Set out every line bearing the string "Cooling".

━━━━━ Provided information ━━━━━

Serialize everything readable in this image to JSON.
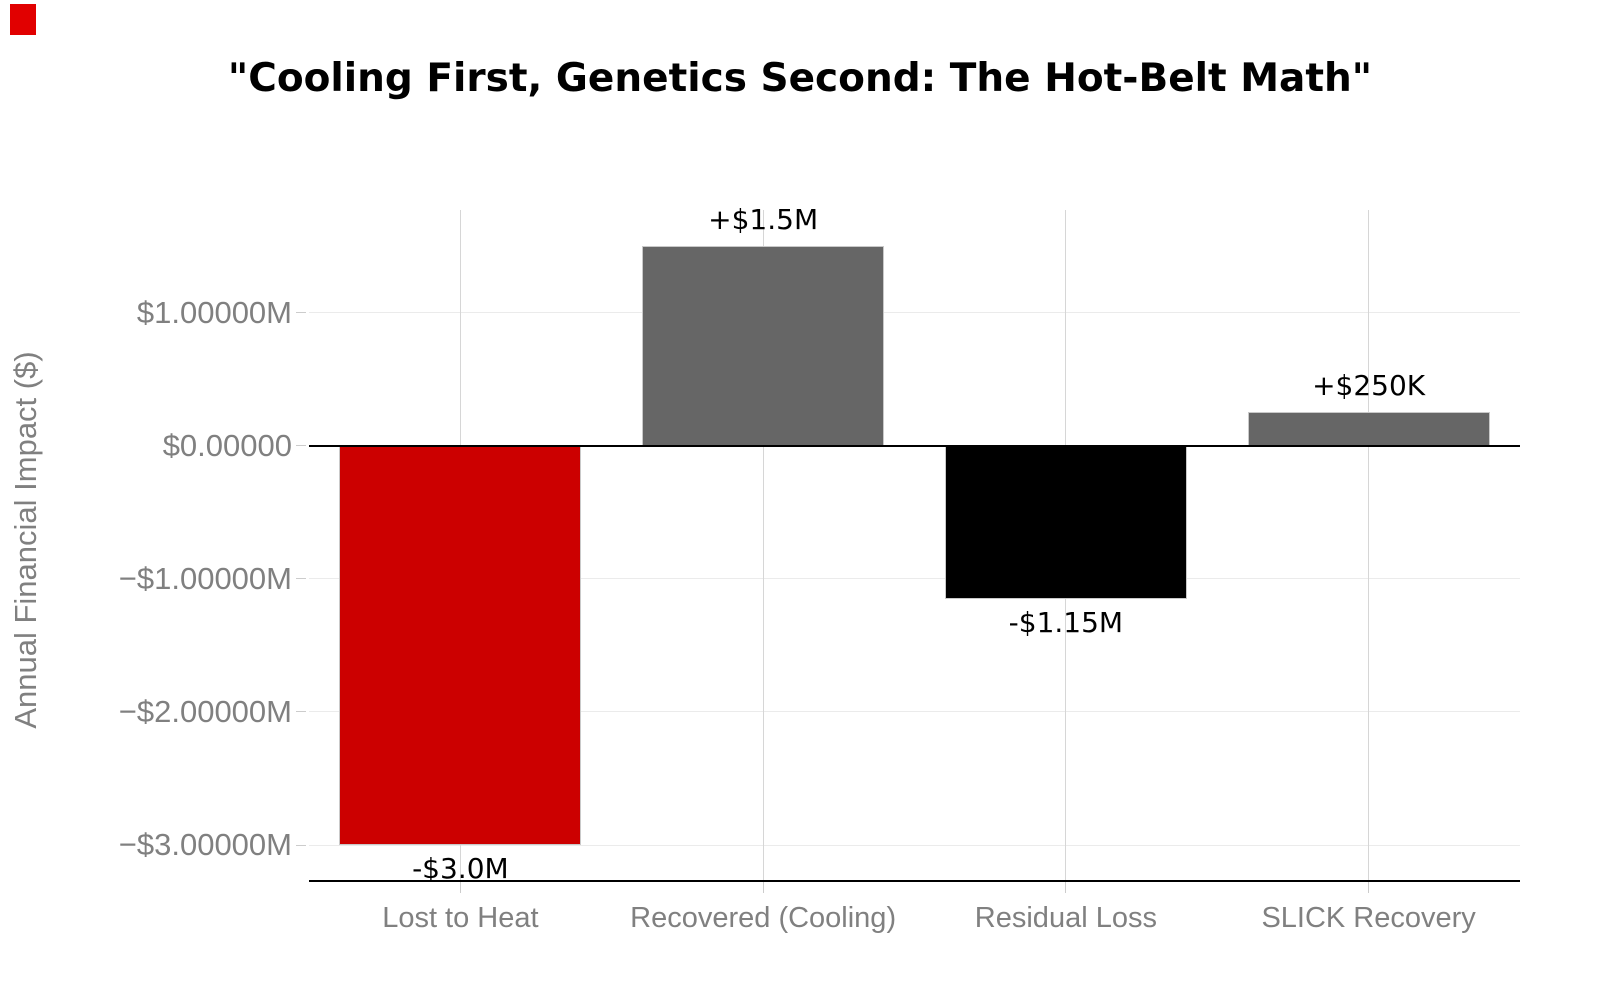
{
  "title": "\"Cooling First, Genetics Second: The Hot-Belt Math\"",
  "decorations": {
    "corner_marker_color": "#e10000"
  },
  "chart_data": {
    "type": "bar",
    "title": "\"Cooling First, Genetics Second: The Hot-Belt Math\"",
    "xlabel": "",
    "ylabel": "Annual Financial Impact ($)",
    "categories": [
      "Lost to Heat",
      "Recovered (Cooling)",
      "Residual Loss",
      "SLICK Recovery"
    ],
    "values": [
      -3000000,
      1500000,
      -1150000,
      250000
    ],
    "bar_labels": [
      "-$3.0M",
      "+$1.5M",
      "-$1.15M",
      "+$250K"
    ],
    "bar_colors": [
      "#cc0000",
      "#666666",
      "#000000",
      "#666666"
    ],
    "yticks": [
      {
        "value": 1000000,
        "label": "$1.00000M"
      },
      {
        "value": 0,
        "label": "$0.00000"
      },
      {
        "value": -1000000,
        "label": "−$1.00000M"
      },
      {
        "value": -2000000,
        "label": "−$2.00000M"
      },
      {
        "value": -3000000,
        "label": "−$3.00000M"
      }
    ],
    "ylim": [
      -3270000,
      1770000
    ],
    "grid": true,
    "zero_line": true,
    "legend": null,
    "colors": {
      "loss": "#cc0000",
      "gain": "#666666",
      "residual": "#000000",
      "axis_text": "#808080",
      "grid_vertical": "#d6d6d6",
      "grid_horizontal": "#ebebeb",
      "spine": "#000000"
    }
  }
}
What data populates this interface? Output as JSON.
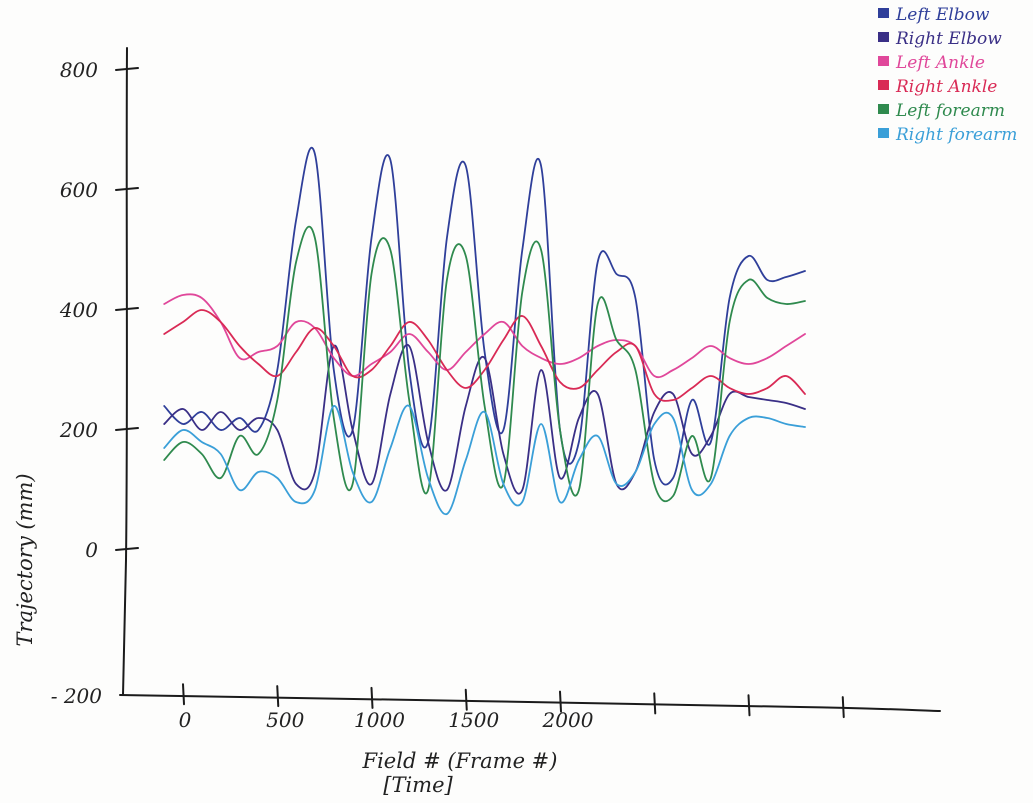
{
  "chart_data": {
    "type": "line",
    "title": "",
    "xlabel": "Field # (Frame #)",
    "xlabel_sub": "[Time]",
    "ylabel": "Trajectory (mm)",
    "xticks": [
      "0",
      "500",
      "1000",
      "1500",
      "2000"
    ],
    "yticks": [
      "800",
      "600",
      "400",
      "200",
      "0",
      "- 200"
    ],
    "xlim": [
      -150,
      3400
    ],
    "ylim": [
      -250,
      830
    ],
    "grid": false,
    "legend_position": "top-right",
    "x": [
      -100,
      0,
      100,
      200,
      300,
      400,
      500,
      600,
      700,
      800,
      900,
      1000,
      1100,
      1200,
      1300,
      1400,
      1500,
      1600,
      1700,
      1800,
      1900,
      2000,
      2100,
      2200,
      2300,
      2400,
      2500,
      2600,
      2700,
      2800,
      2900,
      3000,
      3100,
      3200,
      3300
    ],
    "series": [
      {
        "name": "Left Elbow",
        "color": "#2f3f9a",
        "values": [
          240,
          210,
          230,
          200,
          220,
          200,
          300,
          550,
          660,
          300,
          200,
          520,
          650,
          300,
          180,
          520,
          640,
          330,
          200,
          500,
          640,
          200,
          180,
          480,
          460,
          420,
          150,
          120,
          250,
          180,
          420,
          490,
          450,
          455,
          465
        ]
      },
      {
        "name": "Right Elbow",
        "color": "#3a2f86",
        "values": [
          210,
          235,
          200,
          230,
          200,
          220,
          200,
          110,
          130,
          340,
          200,
          110,
          260,
          340,
          180,
          100,
          240,
          320,
          160,
          100,
          300,
          120,
          220,
          260,
          110,
          130,
          230,
          260,
          160,
          190,
          260,
          255,
          250,
          245,
          235
        ]
      },
      {
        "name": "Left Ankle",
        "color": "#e0479a",
        "values": [
          410,
          425,
          420,
          380,
          320,
          330,
          340,
          380,
          370,
          320,
          290,
          310,
          330,
          360,
          330,
          300,
          330,
          360,
          380,
          340,
          320,
          310,
          320,
          340,
          350,
          340,
          290,
          300,
          320,
          340,
          320,
          310,
          320,
          340,
          360
        ]
      },
      {
        "name": "Right Ankle",
        "color": "#d92a55",
        "values": [
          360,
          380,
          400,
          380,
          340,
          310,
          290,
          330,
          370,
          340,
          290,
          300,
          340,
          380,
          350,
          300,
          270,
          300,
          350,
          390,
          340,
          280,
          270,
          300,
          330,
          340,
          260,
          250,
          270,
          290,
          270,
          260,
          270,
          290,
          260
        ]
      },
      {
        "name": "Left forearm",
        "color": "#2f8a4e",
        "values": [
          150,
          180,
          160,
          120,
          190,
          160,
          250,
          480,
          520,
          220,
          110,
          460,
          500,
          250,
          100,
          450,
          490,
          240,
          110,
          430,
          500,
          200,
          100,
          410,
          350,
          300,
          110,
          90,
          190,
          120,
          380,
          450,
          420,
          410,
          415
        ]
      },
      {
        "name": "Right forearm",
        "color": "#3a9fd8",
        "values": [
          170,
          200,
          180,
          160,
          100,
          130,
          120,
          80,
          100,
          240,
          130,
          80,
          170,
          240,
          120,
          60,
          150,
          230,
          110,
          80,
          210,
          80,
          150,
          190,
          110,
          130,
          210,
          220,
          100,
          110,
          190,
          220,
          220,
          210,
          205
        ]
      }
    ]
  }
}
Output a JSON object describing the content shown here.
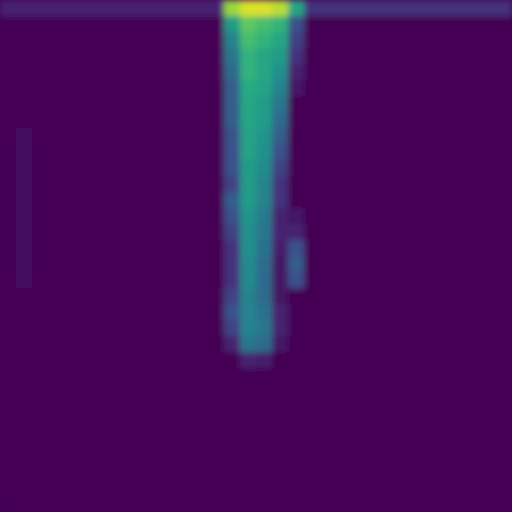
{
  "chart_data": {
    "type": "heatmap",
    "tick_labels": false,
    "zlim": [
      0,
      100
    ],
    "cells": [
      [
        10,
        10,
        10,
        10,
        10,
        10,
        10,
        10,
        10,
        10,
        10,
        10,
        10,
        10,
        85,
        95,
        95,
        90,
        60,
        15,
        15,
        15,
        15,
        15,
        15,
        15,
        15,
        15,
        15,
        15,
        15,
        15
      ],
      [
        0,
        0,
        0,
        0,
        0,
        0,
        0,
        0,
        0,
        0,
        0,
        0,
        0,
        0,
        55,
        75,
        70,
        65,
        25,
        0,
        0,
        0,
        0,
        0,
        0,
        0,
        0,
        0,
        0,
        0,
        0,
        0
      ],
      [
        0,
        0,
        0,
        0,
        0,
        0,
        0,
        0,
        0,
        0,
        0,
        0,
        0,
        0,
        45,
        70,
        65,
        60,
        20,
        0,
        0,
        0,
        0,
        0,
        0,
        0,
        0,
        0,
        0,
        0,
        0,
        0
      ],
      [
        0,
        0,
        0,
        0,
        0,
        0,
        0,
        0,
        0,
        0,
        0,
        0,
        0,
        0,
        40,
        65,
        60,
        55,
        15,
        0,
        0,
        0,
        0,
        0,
        0,
        0,
        0,
        0,
        0,
        0,
        0,
        0
      ],
      [
        0,
        0,
        0,
        0,
        0,
        0,
        0,
        0,
        0,
        0,
        0,
        0,
        0,
        0,
        35,
        65,
        60,
        50,
        10,
        0,
        0,
        0,
        0,
        0,
        0,
        0,
        0,
        0,
        0,
        0,
        0,
        0
      ],
      [
        0,
        0,
        0,
        0,
        0,
        0,
        0,
        0,
        0,
        0,
        0,
        0,
        0,
        0,
        30,
        62,
        58,
        45,
        5,
        0,
        0,
        0,
        0,
        0,
        0,
        0,
        0,
        0,
        0,
        0,
        0,
        0
      ],
      [
        0,
        0,
        0,
        0,
        0,
        0,
        0,
        0,
        0,
        0,
        0,
        0,
        0,
        0,
        30,
        60,
        55,
        40,
        0,
        0,
        0,
        0,
        0,
        0,
        0,
        0,
        0,
        0,
        0,
        0,
        0,
        0
      ],
      [
        0,
        0,
        0,
        0,
        0,
        0,
        0,
        0,
        0,
        0,
        0,
        0,
        0,
        0,
        30,
        60,
        55,
        35,
        0,
        0,
        0,
        0,
        0,
        0,
        0,
        0,
        0,
        0,
        0,
        0,
        0,
        0
      ],
      [
        0,
        4,
        0,
        0,
        0,
        0,
        0,
        0,
        0,
        0,
        0,
        0,
        0,
        0,
        25,
        58,
        52,
        30,
        0,
        0,
        0,
        0,
        0,
        0,
        0,
        0,
        0,
        0,
        0,
        0,
        0,
        0
      ],
      [
        0,
        4,
        0,
        0,
        0,
        0,
        0,
        0,
        0,
        0,
        0,
        0,
        0,
        0,
        25,
        58,
        50,
        25,
        0,
        0,
        0,
        0,
        0,
        0,
        0,
        0,
        0,
        0,
        0,
        0,
        0,
        0
      ],
      [
        0,
        4,
        0,
        0,
        0,
        0,
        0,
        0,
        0,
        0,
        0,
        0,
        0,
        0,
        25,
        55,
        48,
        20,
        0,
        0,
        0,
        0,
        0,
        0,
        0,
        0,
        0,
        0,
        0,
        0,
        0,
        0
      ],
      [
        0,
        4,
        0,
        0,
        0,
        0,
        0,
        0,
        0,
        0,
        0,
        0,
        0,
        0,
        20,
        55,
        45,
        15,
        0,
        0,
        0,
        0,
        0,
        0,
        0,
        0,
        0,
        0,
        0,
        0,
        0,
        0
      ],
      [
        0,
        4,
        0,
        0,
        0,
        0,
        0,
        0,
        0,
        0,
        0,
        0,
        0,
        0,
        30,
        55,
        45,
        15,
        0,
        0,
        0,
        0,
        0,
        0,
        0,
        0,
        0,
        0,
        0,
        0,
        0,
        0
      ],
      [
        0,
        4,
        0,
        0,
        0,
        0,
        0,
        0,
        0,
        0,
        0,
        0,
        0,
        0,
        25,
        52,
        42,
        10,
        5,
        0,
        0,
        0,
        0,
        0,
        0,
        0,
        0,
        0,
        0,
        0,
        0,
        0
      ],
      [
        0,
        4,
        0,
        0,
        0,
        0,
        0,
        0,
        0,
        0,
        0,
        0,
        0,
        0,
        20,
        50,
        40,
        10,
        10,
        0,
        0,
        0,
        0,
        0,
        0,
        0,
        0,
        0,
        0,
        0,
        0,
        0
      ],
      [
        0,
        4,
        0,
        0,
        0,
        0,
        0,
        0,
        0,
        0,
        0,
        0,
        0,
        0,
        15,
        50,
        38,
        8,
        25,
        0,
        0,
        0,
        0,
        0,
        0,
        0,
        0,
        0,
        0,
        0,
        0,
        0
      ],
      [
        0,
        4,
        0,
        0,
        0,
        0,
        0,
        0,
        0,
        0,
        0,
        0,
        0,
        0,
        15,
        48,
        36,
        5,
        30,
        0,
        0,
        0,
        0,
        0,
        0,
        0,
        0,
        0,
        0,
        0,
        0,
        0
      ],
      [
        0,
        4,
        0,
        0,
        0,
        0,
        0,
        0,
        0,
        0,
        0,
        0,
        0,
        0,
        15,
        48,
        35,
        5,
        25,
        0,
        0,
        0,
        0,
        0,
        0,
        0,
        0,
        0,
        0,
        0,
        0,
        0
      ],
      [
        0,
        0,
        0,
        0,
        0,
        0,
        0,
        0,
        0,
        0,
        0,
        0,
        0,
        0,
        20,
        45,
        35,
        5,
        0,
        0,
        0,
        0,
        0,
        0,
        0,
        0,
        0,
        0,
        0,
        0,
        0,
        0
      ],
      [
        0,
        0,
        0,
        0,
        0,
        0,
        0,
        0,
        0,
        0,
        0,
        0,
        0,
        0,
        25,
        45,
        38,
        10,
        0,
        0,
        0,
        0,
        0,
        0,
        0,
        0,
        0,
        0,
        0,
        0,
        0,
        0
      ],
      [
        0,
        0,
        0,
        0,
        0,
        0,
        0,
        0,
        0,
        0,
        0,
        0,
        0,
        0,
        20,
        45,
        40,
        10,
        0,
        0,
        0,
        0,
        0,
        0,
        0,
        0,
        0,
        0,
        0,
        0,
        0,
        0
      ],
      [
        0,
        0,
        0,
        0,
        0,
        0,
        0,
        0,
        0,
        0,
        0,
        0,
        0,
        0,
        10,
        40,
        35,
        5,
        0,
        0,
        0,
        0,
        0,
        0,
        0,
        0,
        0,
        0,
        0,
        0,
        0,
        0
      ],
      [
        0,
        0,
        0,
        0,
        0,
        0,
        0,
        0,
        0,
        0,
        0,
        0,
        0,
        0,
        0,
        10,
        8,
        0,
        0,
        0,
        0,
        0,
        0,
        0,
        0,
        0,
        0,
        0,
        0,
        0,
        0,
        0
      ],
      [
        0,
        0,
        0,
        0,
        0,
        0,
        0,
        0,
        0,
        0,
        0,
        0,
        0,
        0,
        0,
        0,
        0,
        0,
        0,
        0,
        0,
        0,
        0,
        0,
        0,
        0,
        0,
        0,
        0,
        0,
        0,
        0
      ],
      [
        0,
        0,
        0,
        0,
        0,
        0,
        0,
        0,
        0,
        0,
        0,
        0,
        0,
        0,
        0,
        0,
        0,
        0,
        0,
        0,
        0,
        0,
        0,
        0,
        0,
        0,
        0,
        0,
        0,
        0,
        0,
        0
      ],
      [
        0,
        0,
        0,
        0,
        0,
        0,
        0,
        0,
        0,
        0,
        0,
        0,
        0,
        0,
        0,
        0,
        0,
        0,
        0,
        0,
        0,
        0,
        0,
        0,
        0,
        0,
        0,
        0,
        0,
        0,
        0,
        0
      ],
      [
        0,
        0,
        0,
        0,
        0,
        0,
        0,
        0,
        0,
        0,
        0,
        0,
        0,
        0,
        0,
        0,
        0,
        0,
        0,
        0,
        0,
        0,
        0,
        0,
        0,
        0,
        0,
        0,
        0,
        0,
        0,
        0
      ],
      [
        0,
        0,
        0,
        0,
        0,
        0,
        0,
        0,
        0,
        0,
        0,
        0,
        0,
        0,
        0,
        0,
        0,
        0,
        0,
        0,
        0,
        0,
        0,
        0,
        0,
        0,
        0,
        0,
        0,
        0,
        0,
        0
      ],
      [
        0,
        0,
        0,
        0,
        0,
        0,
        0,
        0,
        0,
        0,
        0,
        0,
        0,
        0,
        0,
        0,
        0,
        0,
        0,
        0,
        0,
        0,
        0,
        0,
        0,
        0,
        0,
        0,
        0,
        0,
        0,
        0
      ],
      [
        0,
        0,
        0,
        0,
        0,
        0,
        0,
        0,
        0,
        0,
        0,
        0,
        0,
        0,
        0,
        0,
        0,
        0,
        0,
        0,
        0,
        0,
        0,
        0,
        0,
        0,
        0,
        0,
        0,
        0,
        0,
        0
      ],
      [
        0,
        0,
        0,
        0,
        0,
        0,
        0,
        0,
        0,
        0,
        0,
        0,
        0,
        0,
        0,
        0,
        0,
        0,
        0,
        0,
        0,
        0,
        0,
        0,
        0,
        0,
        0,
        0,
        0,
        0,
        0,
        0
      ],
      [
        0,
        0,
        0,
        0,
        0,
        0,
        0,
        0,
        0,
        0,
        0,
        0,
        0,
        0,
        0,
        0,
        0,
        0,
        0,
        0,
        0,
        0,
        0,
        0,
        0,
        0,
        0,
        0,
        0,
        0,
        0,
        0
      ]
    ]
  }
}
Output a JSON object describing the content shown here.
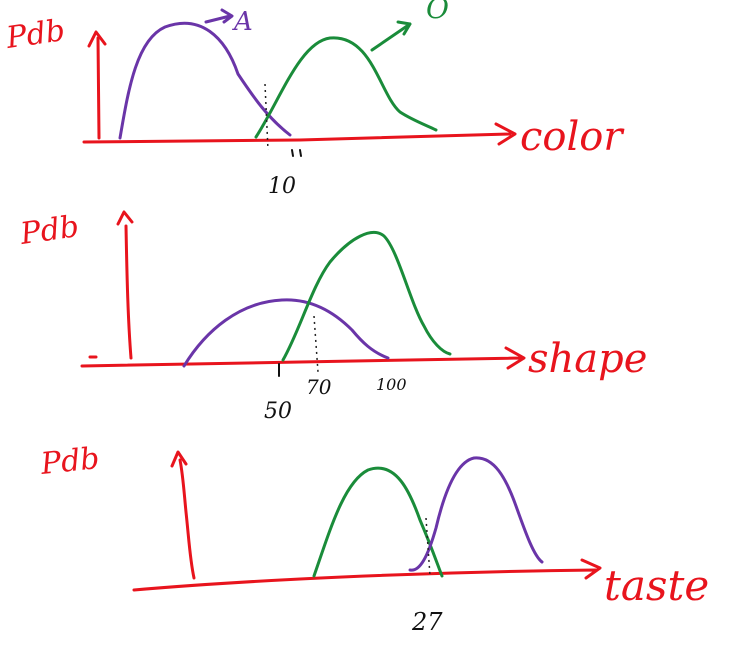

━━━━━

● **Reply**
  "title": "\"Cooling First, Genetics Second: The Hot-Belt Math\"",
    "title": "\"Cooling First, Genetics Second: The Hot-Belt Math\"",
      "Recovered (Cooling)",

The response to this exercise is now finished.